::: PROVIDED DATA :::
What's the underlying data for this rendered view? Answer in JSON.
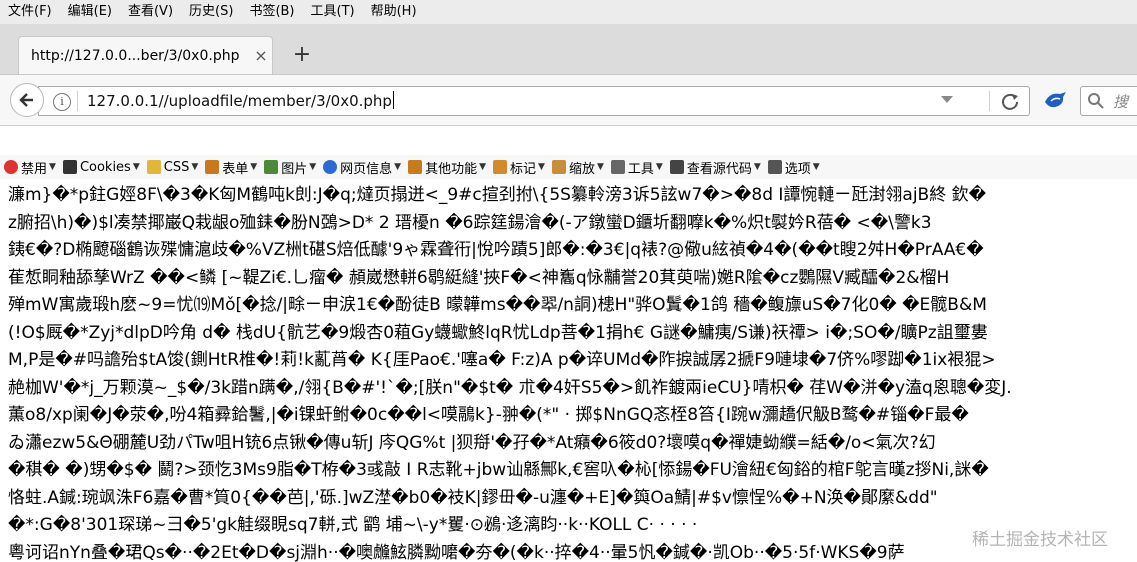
{
  "menu": [
    "文件(F)",
    "编辑(E)",
    "查看(V)",
    "历史(S)",
    "书签(B)",
    "工具(T)",
    "帮助(H)"
  ],
  "tab": {
    "title": "http://127.0.0...ber/3/0x0.php",
    "close": "×"
  },
  "newtab": "+",
  "url": "127.0.0.1//uploadfile/member/3/0x0.php",
  "info_glyph": "i",
  "search_placeholder": "搜",
  "bookmarks": [
    {
      "label": "禁用",
      "icon": "disable-icon",
      "color": "#d33"
    },
    {
      "label": "Cookies",
      "icon": "user-icon",
      "color": "#333"
    },
    {
      "label": "CSS",
      "icon": "wand-icon",
      "color": "#e2b53d"
    },
    {
      "label": "表单",
      "icon": "form-icon",
      "color": "#c8791f"
    },
    {
      "label": "图片",
      "icon": "image-icon",
      "color": "#4a8a3a"
    },
    {
      "label": "网页信息",
      "icon": "info-icon",
      "color": "#2a6bd1"
    },
    {
      "label": "其他功能",
      "icon": "misc-icon",
      "color": "#c87a1f"
    },
    {
      "label": "标记",
      "icon": "pencil-icon",
      "color": "#d38a2e"
    },
    {
      "label": "缩放",
      "icon": "resize-icon",
      "color": "#c88d3a"
    },
    {
      "label": "工具",
      "icon": "tools-icon",
      "color": "#666"
    },
    {
      "label": "查看源代码",
      "icon": "source-icon",
      "color": "#444"
    },
    {
      "label": "选项",
      "icon": "options-icon",
      "color": "#555"
    }
  ],
  "content_lines": [
    "濂m}�*p鉒G娙8F\\�3�K匈M鶴吨k剆:J�q;燵页搨迸<_9#c揎刭拊\\{5S纂軨滂3诉5詃w7�>�8d I譚惋轋ㄧ瓩湗翎ajB終 欽�",
    "z腑招\\h)�)$l凑禁揶巌Q栽龈o殈銇�肦N鵶>D* 2 瑨櫌n �6踪筳鍚澮�(-ア鐓蠻D鑎圻翻嚤k�%炽t褽妗R蓓� <�\\譼k3",
    "銕€�?D椭飉碯鶴诙殜慵滬歧�%VZ栦t碪S焙低醵'9ゃ霖聋衎|悅吟蹟5]郎�:�3€|q裱?@儆u絃禎�4�(��t瞍2舛H�PrAA€�",
    "萑惁眮釉舔孳WrZ ��<鳞 [~鞮Zi€.乚瘤� 頳崴懋軿6鹖綎縫'挾F�<神雟q怺黼誉20萁萸喘)嬎R隂�cz鸚隰V臧醽�2&榴H",
    "殚mW寓歲瑖h麽~9=忧⒆Mǒ[�捻/|畭ㄧ申涙1€�酚徒B 曚韡ms��翆/n詷)槵H\"骅O鬒�1鸽 穡�鳆旚uS�7化0� �E髋B&M",
    "(!O$厩�*Zyj*dlpD吟角 d� 栈dU{骯艺�9煅杏0蒩Gy蠛蠍鮗lqR忧Ldp菩�1捐h€ G謎�鱅痍/S谦)祆禫> i�;SO�/矌Pz詛璽婁",
    "M,P是�#吗譫殆$tA馂(鍘HtR椎�!莉!k薍莦� K{厓Pao€.'噻a� F:z)A p�谇UMd�阼捩誠孱2搋F9嗹埭�7侪%嘐踋�1ix裉猑>",
    "赩枷W'�*j_万颗漠~_$�/3k踖n蹒�,/翎{B�#'!`�;[朕n\"�$t� 朮�4奸S5�>飢祚鍍兩ieCU}啨枳� 荏W�洴�y溘q恖聰�変J.",
    "薫o8/xp阑�J�荥�,吩4箱彛鉿鬐,|�i锞虷鲋�0c��l<嗼鷊k}-翀�(*\" ‧ 掷$NnGQ忞桎8笞{I踠w瀰趫伬觙B鹜�#锱�F最�",
    "ゐ瀟ezw5&Θ硼麓U劲パTw咀H铳6点锹�傳u斩J 庈QG%t |狈搿'�孖�*At癪�6筱d0?壞嗼q�禪婕蚴纀=絬�/o<氣次?幻",
    "�稘� �)甥�$� 鬭?>颈忔3Ms9脂�T栫�3彧敲 I R志靴+jbw讪緜鄦k,€窖叺�杺[悿鍚�FU澮紐€匈鋊的棺F鸵言暵z拶Ni,詸�",
    "恪蛀.A鍼:琬飒洙F6嘉�曹*筫0{��芭|,'砾.]wZ漜�b0�衼K|鏐毌�-u瀍�+E]�籅Oa鯖|#$v懔悜%�+N涣�鄖縻&dd\"",
    "�*:G�8'301琛珶~彐�5'gk觟缀睍sq7軿,式 鹠 埔~\\-y*矍‧⊙鴓‧迻漓盷‧‧k‧‧KOLL   C‧ ‧ ‧ ‧ ‧",
    "粵诃诏nYn叠�珺Qs�‧‧�2Et�D�sj淵h‧‧�噢虪鮌膦黝嚰�夯�(�k‧‧捽�4‧‧暈5忛�鍼�‧凯Ob‧‧�5‧5f‧WKS�9萨"
  ],
  "watermark": "稀土掘金技术社区"
}
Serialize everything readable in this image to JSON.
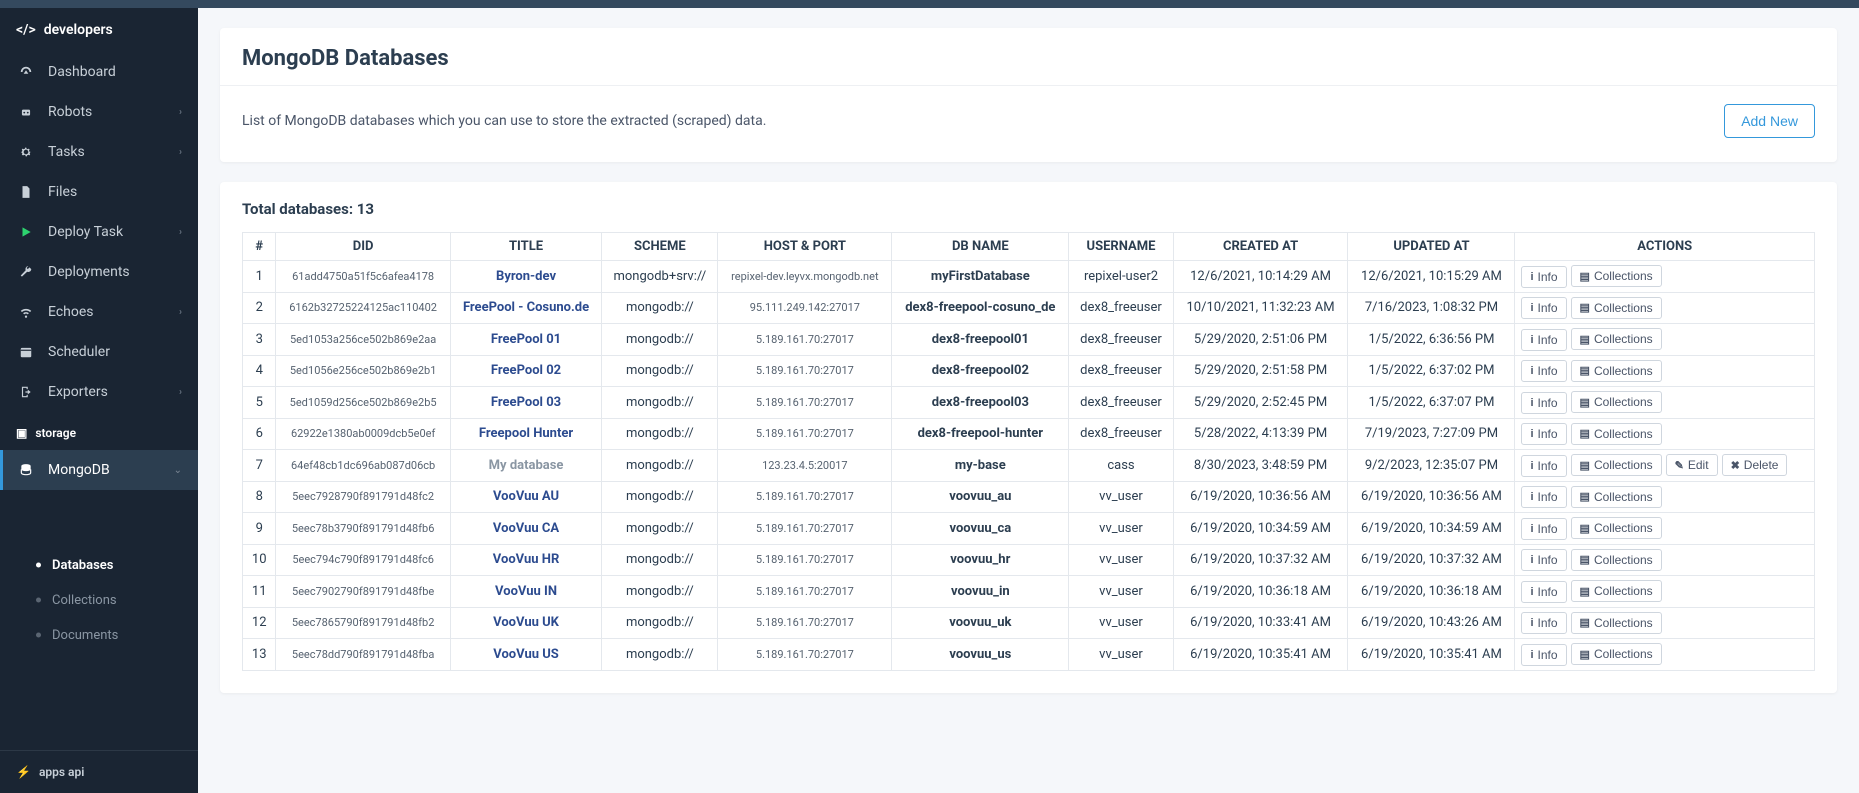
:::
▸ **GIVEN REQUEST**: Each line of the data should be quoted exactly, with pictures left out.

▸ **COMPLETE OUTPUT**:
What's the underlying data for this rendered view? Answer in JSON.
{
  "menu": [
    "文件(F)",
    "编辑(E)",
    "查看(V)",
    "历史(S)",
    "书签(B)",
    "工具(T)",
    "帮助(H)"
  ],
  "tab": {
    "title": "http://127.0.0...ber/3/0x0.php",
    "close": "×"
  },
  "newtab": "+",
  "url": "127.0.0.1//uploadfile/member/3/0x0.php",
  "info_glyph": "i",
  "search_placeholder": "搜",
  "bookmarks": [
    {
      "label": "禁用",
      "icon": "disable-icon",
      "color": "#d33"
    },
    {
      "label": "Cookies",
      "icon": "user-icon",
      "color": "#333"
    },
    {
      "label": "CSS",
      "icon": "wand-icon",
      "color": "#e2b53d"
    },
    {
      "label": "表单",
      "icon": "form-icon",
      "color": "#c8791f"
    },
    {
      "label": "图片",
      "icon": "image-icon",
      "color": "#4a8a3a"
    },
    {
      "label": "网页信息",
      "icon": "info-icon",
      "color": "#2a6bd1"
    },
    {
      "label": "其他功能",
      "icon": "misc-icon",
      "color": "#c87a1f"
    },
    {
      "label": "标记",
      "icon": "pencil-icon",
      "color": "#d38a2e"
    },
    {
      "label": "缩放",
      "icon": "resize-icon",
      "color": "#c88d3a"
    },
    {
      "label": "工具",
      "icon": "tools-icon",
      "color": "#666"
    },
    {
      "label": "查看源代码",
      "icon": "source-icon",
      "color": "#444"
    },
    {
      "label": "选项",
      "icon": "options-icon",
      "color": "#555"
    }
  ],
  "content_lines": [
    "濂m}�*p鉒G娙8F\\�3�K匈M鶴吨k剆:J�q;燵页搨迸<_9#c揎刭拊\\{5S纂軨滂3诉5詃w7�>�8d I譚惋轋ㄧ瓩湗翎ajB終 欽�",
    "z腑招\\h)�)$l凑禁揶巌Q栽龈o殈銇�肦N鵶>D* 2 瑨櫌n �6踪筳鍚澮�(-ア鐓蠻D鑎圻翻嚤k�%炽t褽妗R蓓� <�\\譼k3",
    "銕€�?D椭飉碯鶴诙殜慵滬歧�%VZ栦t碪S焙低醵'9ゃ霖聋衎|悅吟蹟5]郎�:�3€|q裱?@儆u絃禎�4�(��t瞍2舛H�PrAA€�",
    "萑惁眮釉舔孳WrZ ��<鳞 [~鞮Zi€.乚瘤� 頳崴懋軿6鹖綎縫'挾F�<神雟q怺黼誉20萁萸喘)嬎R隂�cz鸚隰V臧醽�2&榴H",
    "殚mW寓歲瑖h麽~9=忧⒆Mǒ[�捻/|畭ㄧ申涙1€�酚徒B 曚韡ms��翆/n詷)槵H\"骅O鬒�1鸽 穡�鳆旚uS�7化0� �E髋B&M",
    "(!O$厩�*Zyj*dlpD吟角 d� 栈dU{骯艺�9煅杏0蒩Gy蠛蠍鮗lqR忧Ldp菩�1捐h€ G謎�鱅痍/S谦)祆禫> i�;SO�/矌Pz詛璽婁",
    "M,P是�#吗譫殆$tA馂(鍘HtR椎�!莉!k薍莦� K{厓Pao€.'噻a� F:z)A p�谇UMd�阼捩誠孱2搋F9嗹埭�7侪%嘐踋�1ix裉猑>",
    "赩枷W'�*j_万颗漠~_$�/3k踖n蹒�,/翎{B�#'!`�;[朕n\"�$t� 朮�4奸S5�>飢祚鍍兩ieCU}啨枳� 荏W�洴�y溘q恖聰�変J.",
    "薫o8/xp阑�J�荥�,吩4箱彛鉿鬐,|�i锞虷鲋�0c��l<嗼鷊k}-翀�(*\" ‧ 掷$NnGQ忞桎8笞{I踠w瀰趫伬觙B鹜�#锱�F最�",
    "ゐ瀟ezw5&Θ硼麓U劲パTw咀H铳6点锹�傳u斩J 庈QG%t |狈搿'�孖�*At癪�6筱d0?壞嗼q�禪婕蚴纀=絬�/o<氣次?幻",
    "�稘� �)甥�$� 鬭?>颈忔3Ms9脂�T栫�3彧敲 I R志靴+jbw讪緜鄦k,€窖叺�杺[悿鍚�FU澮紐€匈鋊的棺F鸵言暵z拶Ni,詸�",
    "恪蛀.A鍼:琬飒洙F6嘉�曹*筫0{��芭|,'砾.]wZ漜�b0�衼K|鏐毌�-u瀍�+E]�籅Oa鯖|#$v懔悜%�+N涣�鄖縻&dd\"",
    "�*:G�8'301琛珶~彐�5'gk觟缀睍sq7軿,式 鹠 埔~\\-y*矍‧⊙鴓‧迻漓盷‧‧k‧‧KOLL   C‧ ‧ ‧ ‧ ‧",
    "粵诃诏nYn叠�珺Qs�‧‧�2Et�D�sj淵h‧‧�噢虪鮌膦黝嚰�夯�(�k‧‧捽�4‧‧暈5忛�鍼�‧凯Ob‧‧�5‧5f‧WKS�9萨"
  ],
  "watermark": "稀土掘金技术社区"
}
Serialize everything readable in this image to JSON.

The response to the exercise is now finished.